[Figure collection entries]
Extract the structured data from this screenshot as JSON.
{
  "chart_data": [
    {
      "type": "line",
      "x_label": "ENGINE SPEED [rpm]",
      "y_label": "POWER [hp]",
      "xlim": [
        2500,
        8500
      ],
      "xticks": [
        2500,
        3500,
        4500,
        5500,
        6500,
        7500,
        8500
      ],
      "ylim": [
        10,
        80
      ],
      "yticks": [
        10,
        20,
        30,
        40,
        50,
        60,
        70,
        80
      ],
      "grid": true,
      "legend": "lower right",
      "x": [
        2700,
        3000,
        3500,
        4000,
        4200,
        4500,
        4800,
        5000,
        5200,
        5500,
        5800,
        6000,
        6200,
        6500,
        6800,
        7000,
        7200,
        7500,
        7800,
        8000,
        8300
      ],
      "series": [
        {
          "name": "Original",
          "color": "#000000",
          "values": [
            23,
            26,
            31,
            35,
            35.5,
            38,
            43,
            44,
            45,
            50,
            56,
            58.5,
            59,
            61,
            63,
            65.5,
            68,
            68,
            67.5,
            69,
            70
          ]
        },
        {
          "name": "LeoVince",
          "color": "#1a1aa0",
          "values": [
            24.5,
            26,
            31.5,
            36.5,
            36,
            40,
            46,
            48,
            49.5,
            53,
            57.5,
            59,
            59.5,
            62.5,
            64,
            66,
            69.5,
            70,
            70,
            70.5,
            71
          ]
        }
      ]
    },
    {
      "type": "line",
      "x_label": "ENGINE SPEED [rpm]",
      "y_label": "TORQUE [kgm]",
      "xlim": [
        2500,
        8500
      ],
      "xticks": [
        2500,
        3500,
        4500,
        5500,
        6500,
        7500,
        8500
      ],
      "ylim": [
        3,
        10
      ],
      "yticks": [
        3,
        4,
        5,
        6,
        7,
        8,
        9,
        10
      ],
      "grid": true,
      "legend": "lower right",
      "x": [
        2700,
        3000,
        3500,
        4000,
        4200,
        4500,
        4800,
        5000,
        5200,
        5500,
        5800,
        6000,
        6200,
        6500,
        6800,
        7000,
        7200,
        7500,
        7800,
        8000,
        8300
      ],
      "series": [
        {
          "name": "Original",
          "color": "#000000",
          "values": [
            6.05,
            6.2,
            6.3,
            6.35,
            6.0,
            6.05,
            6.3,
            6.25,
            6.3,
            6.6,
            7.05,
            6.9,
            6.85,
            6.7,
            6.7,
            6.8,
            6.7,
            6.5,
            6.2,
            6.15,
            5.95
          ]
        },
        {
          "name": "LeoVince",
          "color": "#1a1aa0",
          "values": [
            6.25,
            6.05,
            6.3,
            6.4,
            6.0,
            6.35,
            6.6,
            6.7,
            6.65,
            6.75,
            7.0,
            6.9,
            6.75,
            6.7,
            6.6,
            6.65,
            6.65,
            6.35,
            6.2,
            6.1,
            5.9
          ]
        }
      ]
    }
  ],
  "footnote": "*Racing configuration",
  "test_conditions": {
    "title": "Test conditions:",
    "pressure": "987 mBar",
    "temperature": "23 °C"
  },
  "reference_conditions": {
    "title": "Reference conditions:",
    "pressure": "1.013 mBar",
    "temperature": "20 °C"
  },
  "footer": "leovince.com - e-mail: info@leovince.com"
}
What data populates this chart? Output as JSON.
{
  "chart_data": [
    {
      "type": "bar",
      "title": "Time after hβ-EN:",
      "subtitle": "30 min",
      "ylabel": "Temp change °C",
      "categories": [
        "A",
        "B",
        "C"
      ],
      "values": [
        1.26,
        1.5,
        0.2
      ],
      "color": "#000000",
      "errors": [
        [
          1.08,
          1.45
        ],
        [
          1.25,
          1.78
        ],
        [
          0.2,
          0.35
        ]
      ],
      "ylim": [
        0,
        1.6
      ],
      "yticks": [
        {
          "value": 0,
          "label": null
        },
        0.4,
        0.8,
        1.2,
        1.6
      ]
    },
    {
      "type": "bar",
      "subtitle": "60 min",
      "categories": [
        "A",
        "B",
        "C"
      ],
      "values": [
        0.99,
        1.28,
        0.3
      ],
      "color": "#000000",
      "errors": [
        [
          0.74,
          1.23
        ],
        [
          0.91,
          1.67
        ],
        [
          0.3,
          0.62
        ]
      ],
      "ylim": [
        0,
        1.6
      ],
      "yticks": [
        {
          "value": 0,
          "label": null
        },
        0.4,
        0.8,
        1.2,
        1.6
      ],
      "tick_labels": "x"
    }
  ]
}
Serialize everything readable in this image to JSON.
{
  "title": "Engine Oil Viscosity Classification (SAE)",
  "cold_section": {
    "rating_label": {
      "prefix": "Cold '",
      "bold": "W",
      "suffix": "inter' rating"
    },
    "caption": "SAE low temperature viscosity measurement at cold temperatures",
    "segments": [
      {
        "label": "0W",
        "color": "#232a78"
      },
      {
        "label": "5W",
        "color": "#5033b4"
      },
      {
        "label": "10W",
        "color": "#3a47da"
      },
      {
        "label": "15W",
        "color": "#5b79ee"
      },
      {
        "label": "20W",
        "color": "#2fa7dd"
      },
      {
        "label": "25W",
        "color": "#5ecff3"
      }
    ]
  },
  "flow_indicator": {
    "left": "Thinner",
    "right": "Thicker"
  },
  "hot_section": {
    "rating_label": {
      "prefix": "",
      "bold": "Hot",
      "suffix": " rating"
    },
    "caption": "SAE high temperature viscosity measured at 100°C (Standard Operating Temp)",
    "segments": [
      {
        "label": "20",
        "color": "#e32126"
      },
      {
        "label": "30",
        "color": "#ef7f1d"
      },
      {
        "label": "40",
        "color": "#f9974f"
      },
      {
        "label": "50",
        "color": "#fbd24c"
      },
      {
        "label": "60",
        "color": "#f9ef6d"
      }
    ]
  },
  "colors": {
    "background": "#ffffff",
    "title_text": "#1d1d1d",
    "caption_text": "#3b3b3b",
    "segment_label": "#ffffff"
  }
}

▶ [Aim of the task]: Please reproduce all of the entries exactly as they stand.

▶ [Solution to this problem]:
Extract the structured data from this screenshot as JSON.
{
  "chart_data": [
    {
      "type": "line",
      "x_label": "ENGINE SPEED [rpm]",
      "y_label": "POWER [hp]",
      "xlim": [
        2500,
        8500
      ],
      "xticks": [
        2500,
        3500,
        4500,
        5500,
        6500,
        7500,
        8500
      ],
      "ylim": [
        10,
        80
      ],
      "yticks": [
        10,
        20,
        30,
        40,
        50,
        60,
        70,
        80
      ],
      "grid": true,
      "legend": "lower right",
      "x": [
        2700,
        3000,
        3500,
        4000,
        4200,
        4500,
        4800,
        5000,
        5200,
        5500,
        5800,
        6000,
        6200,
        6500,
        6800,
        7000,
        7200,
        7500,
        7800,
        8000,
        8300
      ],
      "series": [
        {
          "name": "Original",
          "color": "#000000",
          "values": [
            23,
            26,
            31,
            35,
            35.5,
            38,
            43,
            44,
            45,
            50,
            56,
            58.5,
            59,
            61,
            63,
            65.5,
            68,
            68,
            67.5,
            69,
            70
          ]
        },
        {
          "name": "LeoVince",
          "color": "#1a1aa0",
          "values": [
            24.5,
            26,
            31.5,
            36.5,
            36,
            40,
            46,
            48,
            49.5,
            53,
            57.5,
            59,
            59.5,
            62.5,
            64,
            66,
            69.5,
            70,
            70,
            70.5,
            71
          ]
        }
      ]
    },
    {
      "type": "line",
      "x_label": "ENGINE SPEED [rpm]",
      "y_label": "TORQUE [kgm]",
      "xlim": [
        2500,
        8500
      ],
      "xticks": [
        2500,
        3500,
        4500,
        5500,
        6500,
        7500,
        8500
      ],
      "ylim": [
        3,
        10
      ],
      "yticks": [
        3,
        4,
        5,
        6,
        7,
        8,
        9,
        10
      ],
      "grid": true,
      "legend": "lower right",
      "x": [
        2700,
        3000,
        3500,
        4000,
        4200,
        4500,
        4800,
        5000,
        5200,
        5500,
        5800,
        6000,
        6200,
        6500,
        6800,
        7000,
        7200,
        7500,
        7800,
        8000,
        8300
      ],
      "series": [
        {
          "name": "Original",
          "color": "#000000",
          "values": [
            6.05,
            6.2,
            6.3,
            6.35,
            6.0,
            6.05,
            6.3,
            6.25,
            6.3,
            6.6,
            7.05,
            6.9,
            6.85,
            6.7,
            6.7,
            6.8,
            6.7,
            6.5,
            6.2,
            6.15,
            5.95
          ]
        },
        {
          "name": "LeoVince",
          "color": "#1a1aa0",
          "values": [
            6.25,
            6.05,
            6.3,
            6.4,
            6.0,
            6.35,
            6.6,
            6.7,
            6.65,
            6.75,
            7.0,
            6.9,
            6.75,
            6.7,
            6.6,
            6.65,
            6.65,
            6.35,
            6.2,
            6.1,
            5.9
          ]
        }
      ]
    }
  ],
  "footnote": "*Racing configuration",
  "test_conditions": {
    "title": "Test conditions:",
    "pressure": "987 mBar",
    "temperature": "23 °C"
  },
  "reference_conditions": {
    "title": "Reference conditions:",
    "pressure": "1.013 mBar",
    "temperature": "20 °C"
  },
  "footer": "leovince.com - e-mail: info@leovince.com"
}
What data populates this chart? Output as JSON.
{
  "chart_data": [
    {
      "type": "bar",
      "title": "Time after hβ-EN:",
      "subtitle": "30 min",
      "ylabel": "Temp change °C",
      "categories": [
        "A",
        "B",
        "C"
      ],
      "values": [
        1.26,
        1.5,
        0.2
      ],
      "color": "#000000",
      "errors": [
        [
          1.08,
          1.45
        ],
        [
          1.25,
          1.78
        ],
        [
          0.2,
          0.35
        ]
      ],
      "ylim": [
        0,
        1.6
      ],
      "yticks": [
        {
          "value": 0,
          "label": null
        },
        0.4,
        0.8,
        1.2,
        1.6
      ]
    },
    {
      "type": "bar",
      "subtitle": "60 min",
      "categories": [
        "A",
        "B",
        "C"
      ],
      "values": [
        0.99,
        1.28,
        0.3
      ],
      "color": "#000000",
      "errors": [
        [
          0.74,
          1.23
        ],
        [
          0.91,
          1.67
        ],
        [
          0.3,
          0.62
        ]
      ],
      "ylim": [
        0,
        1.6
      ],
      "yticks": [
        {
          "value": 0,
          "label": null
        },
        0.4,
        0.8,
        1.2,
        1.6
      ],
      "tick_labels": "x"
    }
  ]
}
Serialize everything readable in this image to JSON.
{
  "title": "Engine Oil Viscosity Classification (SAE)",
  "cold_section": {
    "rating_label": {
      "prefix": "Cold '",
      "bold": "W",
      "suffix": "inter' rating"
    },
    "caption": "SAE low temperature viscosity measurement at cold temperatures",
    "segments": [
      {
        "label": "0W",
        "color": "#232a78"
      },
      {
        "label": "5W",
        "color": "#5033b4"
      },
      {
        "label": "10W",
        "color": "#3a47da"
      },
      {
        "label": "15W",
        "color": "#5b79ee"
      },
      {
        "label": "20W",
        "color": "#2fa7dd"
      },
      {
        "label": "25W",
        "color": "#5ecff3"
      }
    ]
  },
  "flow_indicator": {
    "left": "Thinner",
    "right": "Thicker"
  },
  "hot_section": {
    "rating_label": {
      "prefix": "",
      "bold": "Hot",
      "suffix": " rating"
    },
    "caption": "SAE high temperature viscosity measured at 100°C (Standard Operating Temp)",
    "segments": [
      {
        "label": "20",
        "color": "#e32126"
      },
      {
        "label": "30",
        "color": "#ef7f1d"
      },
      {
        "label": "40",
        "color": "#f9974f"
      },
      {
        "label": "50",
        "color": "#fbd24c"
      },
      {
        "label": "60",
        "color": "#f9ef6d"
      }
    ]
  },
  "colors": {
    "background": "#ffffff",
    "title_text": "#1d1d1d",
    "caption_text": "#3b3b3b",
    "segment_label": "#ffffff"
  }
}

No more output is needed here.